_THE PROBLEM_.
All the data should be repeated exactly. Any image in it is left out.

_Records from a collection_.
───
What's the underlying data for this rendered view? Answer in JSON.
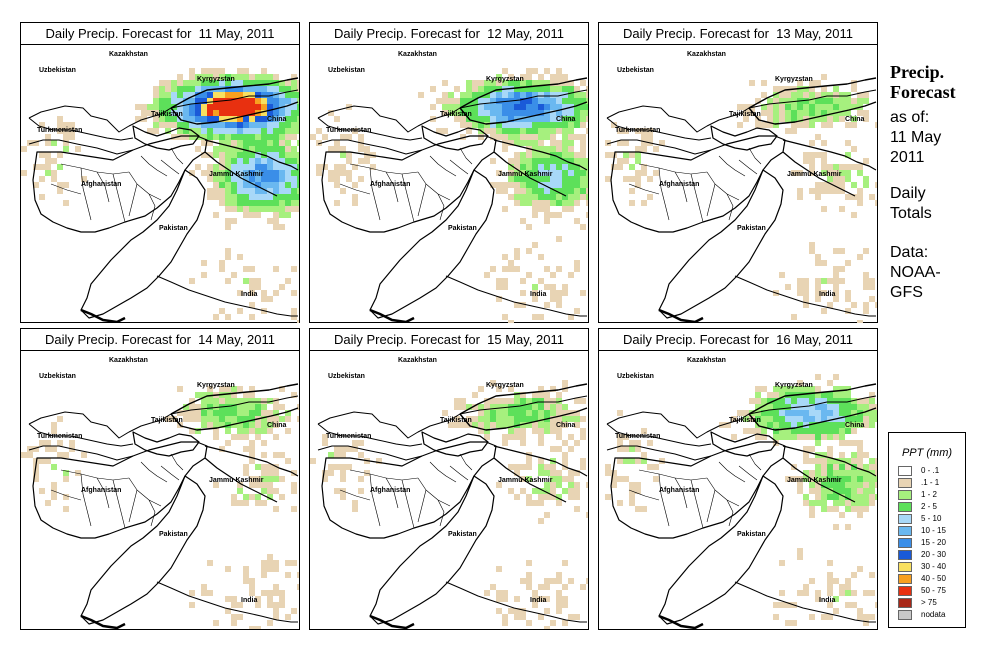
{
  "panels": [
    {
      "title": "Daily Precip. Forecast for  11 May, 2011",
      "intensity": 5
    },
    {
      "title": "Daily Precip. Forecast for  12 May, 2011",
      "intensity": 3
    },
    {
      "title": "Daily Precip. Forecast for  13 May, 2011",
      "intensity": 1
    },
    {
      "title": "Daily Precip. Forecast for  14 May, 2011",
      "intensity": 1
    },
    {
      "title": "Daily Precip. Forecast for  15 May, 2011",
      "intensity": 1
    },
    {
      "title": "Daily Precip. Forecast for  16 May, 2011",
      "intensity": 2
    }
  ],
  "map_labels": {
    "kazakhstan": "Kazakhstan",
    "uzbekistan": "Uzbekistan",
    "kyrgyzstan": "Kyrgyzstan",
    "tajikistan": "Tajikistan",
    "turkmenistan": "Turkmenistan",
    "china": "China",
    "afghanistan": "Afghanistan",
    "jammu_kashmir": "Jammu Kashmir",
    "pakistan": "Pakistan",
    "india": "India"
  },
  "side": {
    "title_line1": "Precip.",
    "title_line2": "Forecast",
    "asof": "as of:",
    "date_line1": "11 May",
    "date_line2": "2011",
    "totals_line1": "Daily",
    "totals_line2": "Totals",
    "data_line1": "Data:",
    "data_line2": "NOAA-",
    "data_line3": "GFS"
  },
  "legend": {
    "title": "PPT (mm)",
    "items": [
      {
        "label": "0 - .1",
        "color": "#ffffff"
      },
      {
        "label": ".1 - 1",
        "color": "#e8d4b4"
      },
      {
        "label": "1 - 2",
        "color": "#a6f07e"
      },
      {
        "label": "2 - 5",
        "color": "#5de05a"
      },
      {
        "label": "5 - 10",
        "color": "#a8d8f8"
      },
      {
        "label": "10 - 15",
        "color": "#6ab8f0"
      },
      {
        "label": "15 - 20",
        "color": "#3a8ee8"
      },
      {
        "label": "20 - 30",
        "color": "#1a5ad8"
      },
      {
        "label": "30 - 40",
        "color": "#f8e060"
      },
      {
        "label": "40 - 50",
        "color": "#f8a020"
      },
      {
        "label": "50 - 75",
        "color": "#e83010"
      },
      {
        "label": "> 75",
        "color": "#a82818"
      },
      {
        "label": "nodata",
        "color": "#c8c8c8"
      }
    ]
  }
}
───
_SOLUTION_.
What's the underlying data for this rendered view? Answer in JSON.
{
  "panels": [
    {
      "title": "Daily Precip. Forecast for  11 May, 2011",
      "intensity": 5
    },
    {
      "title": "Daily Precip. Forecast for  12 May, 2011",
      "intensity": 3
    },
    {
      "title": "Daily Precip. Forecast for  13 May, 2011",
      "intensity": 1
    },
    {
      "title": "Daily Precip. Forecast for  14 May, 2011",
      "intensity": 1
    },
    {
      "title": "Daily Precip. Forecast for  15 May, 2011",
      "intensity": 1
    },
    {
      "title": "Daily Precip. Forecast for  16 May, 2011",
      "intensity": 2
    }
  ],
  "map_labels": {
    "kazakhstan": "Kazakhstan",
    "uzbekistan": "Uzbekistan",
    "kyrgyzstan": "Kyrgyzstan",
    "tajikistan": "Tajikistan",
    "turkmenistan": "Turkmenistan",
    "china": "China",
    "afghanistan": "Afghanistan",
    "jammu_kashmir": "Jammu Kashmir",
    "pakistan": "Pakistan",
    "india": "India"
  },
  "side": {
    "title_line1": "Precip.",
    "title_line2": "Forecast",
    "asof": "as of:",
    "date_line1": "11 May",
    "date_line2": "2011",
    "totals_line1": "Daily",
    "totals_line2": "Totals",
    "data_line1": "Data:",
    "data_line2": "NOAA-",
    "data_line3": "GFS"
  },
  "legend": {
    "title": "PPT (mm)",
    "items": [
      {
        "label": "0 - .1",
        "color": "#ffffff"
      },
      {
        "label": ".1 - 1",
        "color": "#e8d4b4"
      },
      {
        "label": "1 - 2",
        "color": "#a6f07e"
      },
      {
        "label": "2 - 5",
        "color": "#5de05a"
      },
      {
        "label": "5 - 10",
        "color": "#a8d8f8"
      },
      {
        "label": "10 - 15",
        "color": "#6ab8f0"
      },
      {
        "label": "15 - 20",
        "color": "#3a8ee8"
      },
      {
        "label": "20 - 30",
        "color": "#1a5ad8"
      },
      {
        "label": "30 - 40",
        "color": "#f8e060"
      },
      {
        "label": "40 - 50",
        "color": "#f8a020"
      },
      {
        "label": "50 - 75",
        "color": "#e83010"
      },
      {
        "label": "> 75",
        "color": "#a82818"
      },
      {
        "label": "nodata",
        "color": "#c8c8c8"
      }
    ]
  }
}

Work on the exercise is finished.